Write every record out again exactly, and keep images out of it.

---------- Entries provided

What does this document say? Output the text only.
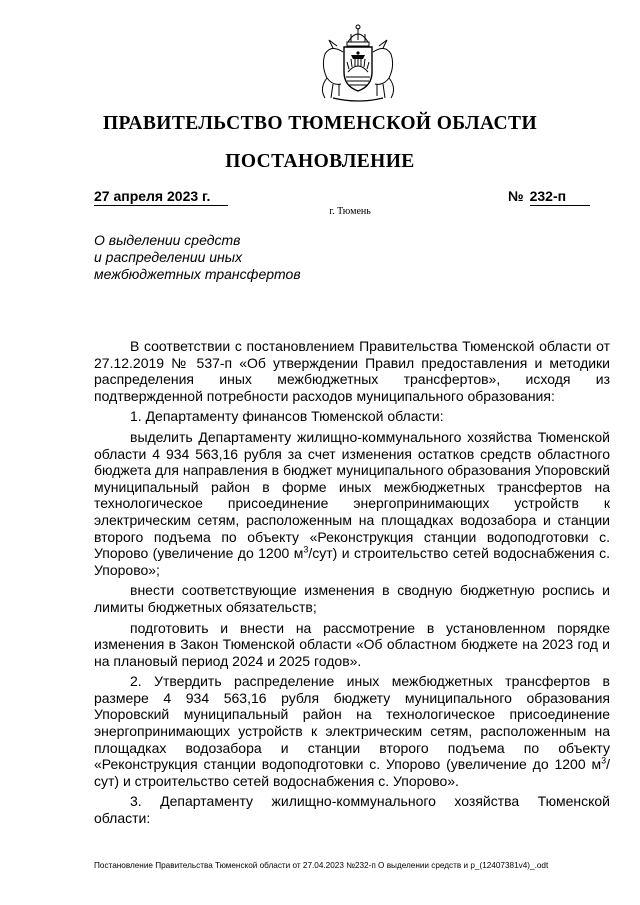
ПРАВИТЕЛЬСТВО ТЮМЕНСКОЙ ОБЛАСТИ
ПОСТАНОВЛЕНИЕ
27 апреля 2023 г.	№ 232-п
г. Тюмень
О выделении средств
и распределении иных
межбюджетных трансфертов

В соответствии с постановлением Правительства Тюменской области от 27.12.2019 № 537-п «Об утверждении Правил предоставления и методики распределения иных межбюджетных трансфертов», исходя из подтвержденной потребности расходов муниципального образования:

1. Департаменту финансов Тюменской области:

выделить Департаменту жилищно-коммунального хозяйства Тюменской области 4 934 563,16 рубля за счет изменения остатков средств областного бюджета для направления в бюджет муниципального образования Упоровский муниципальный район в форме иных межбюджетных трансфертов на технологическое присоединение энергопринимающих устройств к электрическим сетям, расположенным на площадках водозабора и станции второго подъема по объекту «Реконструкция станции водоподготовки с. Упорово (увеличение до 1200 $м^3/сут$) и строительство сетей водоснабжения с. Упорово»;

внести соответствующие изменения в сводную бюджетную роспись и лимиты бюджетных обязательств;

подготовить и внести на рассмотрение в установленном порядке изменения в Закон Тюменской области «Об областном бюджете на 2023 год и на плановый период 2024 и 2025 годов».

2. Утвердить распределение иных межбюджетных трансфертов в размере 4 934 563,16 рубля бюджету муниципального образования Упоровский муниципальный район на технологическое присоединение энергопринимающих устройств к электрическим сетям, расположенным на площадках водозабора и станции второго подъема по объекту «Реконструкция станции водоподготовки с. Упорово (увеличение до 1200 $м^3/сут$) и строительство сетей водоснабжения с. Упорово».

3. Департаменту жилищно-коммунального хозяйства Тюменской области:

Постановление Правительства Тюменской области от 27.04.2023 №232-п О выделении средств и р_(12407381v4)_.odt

--------------------

» Output of the task
What does this document say? Output the text only.
ПРАВИТЕЛЬСТВО ТЮМЕНСКОЙ ОБЛАСТИ
ПОСТАНОВЛЕНИЕ
27 апреля 2023 г.	№ 232-п
г. Тюмень
О выделении средств
и распределении иных
межбюджетных трансфертов

В соответствии с постановлением Правительства Тюменской области от 27.12.2019 № 537-п «Об утверждении Правил предоставления и методики распределения иных межбюджетных трансфертов», исходя из подтвержденной потребности расходов муниципального образования:

1. Департаменту финансов Тюменской области:

выделить Департаменту жилищно-коммунального хозяйства Тюменской области 4 934 563,16 рубля за счет изменения остатков средств областного бюджета для направления в бюджет муниципального образования Упоровский муниципальный район в форме иных межбюджетных трансфертов на технологическое присоединение энергопринимающих устройств к электрическим сетям, расположенным на площадках водозабора и станции второго подъема по объекту «Реконструкция станции водоподготовки с. Упорово (увеличение до 1200 $м^3/сут$) и строительство сетей водоснабжения с. Упорово»;

внести соответствующие изменения в сводную бюджетную роспись и лимиты бюджетных обязательств;

подготовить и внести на рассмотрение в установленном порядке изменения в Закон Тюменской области «Об областном бюджете на 2023 год и на плановый период 2024 и 2025 годов».

2. Утвердить распределение иных межбюджетных трансфертов в размере 4 934 563,16 рубля бюджету муниципального образования Упоровский муниципальный район на технологическое присоединение энергопринимающих устройств к электрическим сетям, расположенным на площадках водозабора и станции второго подъема по объекту «Реконструкция станции водоподготовки с. Упорово (увеличение до 1200 $м^3/сут$) и строительство сетей водоснабжения с. Упорово».

3. Департаменту жилищно-коммунального хозяйства Тюменской области:

Постановление Правительства Тюменской области от 27.04.2023 №232-п О выделении средств и р_(12407381v4)_.odt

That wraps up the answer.